===== Material provided =====

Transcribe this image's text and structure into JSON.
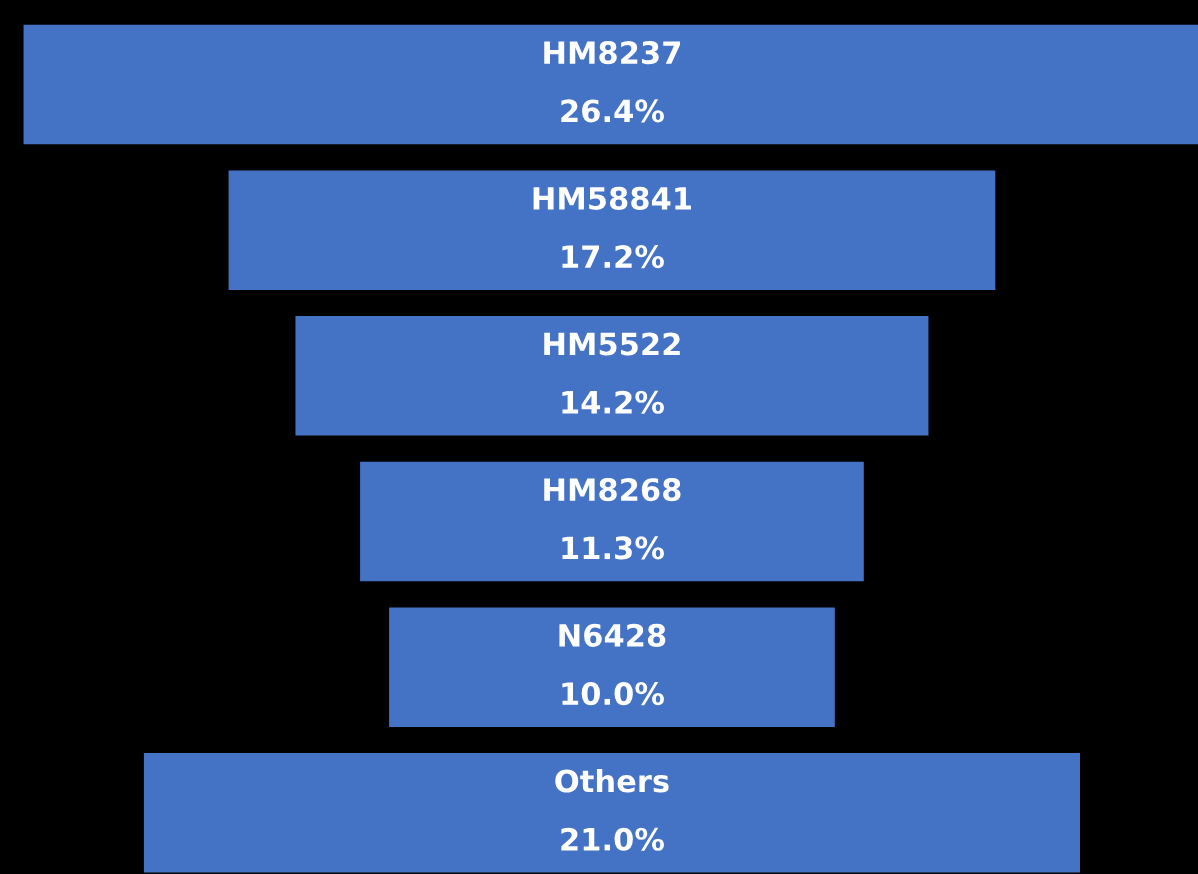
{
  "chart_data": {
    "type": "other",
    "categories": [
      "HM8237",
      "HM58841",
      "HM5522",
      "HM8268",
      "N6428",
      "Others"
    ],
    "values": [
      26.4,
      17.2,
      14.2,
      11.3,
      10.0,
      21.0
    ],
    "value_labels": [
      "26.4%",
      "17.2%",
      "14.2%",
      "11.3%",
      "10.0%",
      "21.0%"
    ],
    "color": "#4472c4"
  }
}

=====

_What you have to do_
Reproduce all of the data exactly; the pictures do not belong in the copy.

_Complete response_
Transcribe this image's text and structure into JSON.
{
  "chart_data": {
    "type": "other",
    "categories": [
      "HM8237",
      "HM58841",
      "HM5522",
      "HM8268",
      "N6428",
      "Others"
    ],
    "values": [
      26.4,
      17.2,
      14.2,
      11.3,
      10.0,
      21.0
    ],
    "value_labels": [
      "26.4%",
      "17.2%",
      "14.2%",
      "11.3%",
      "10.0%",
      "21.0%"
    ],
    "color": "#4472c4"
  }
}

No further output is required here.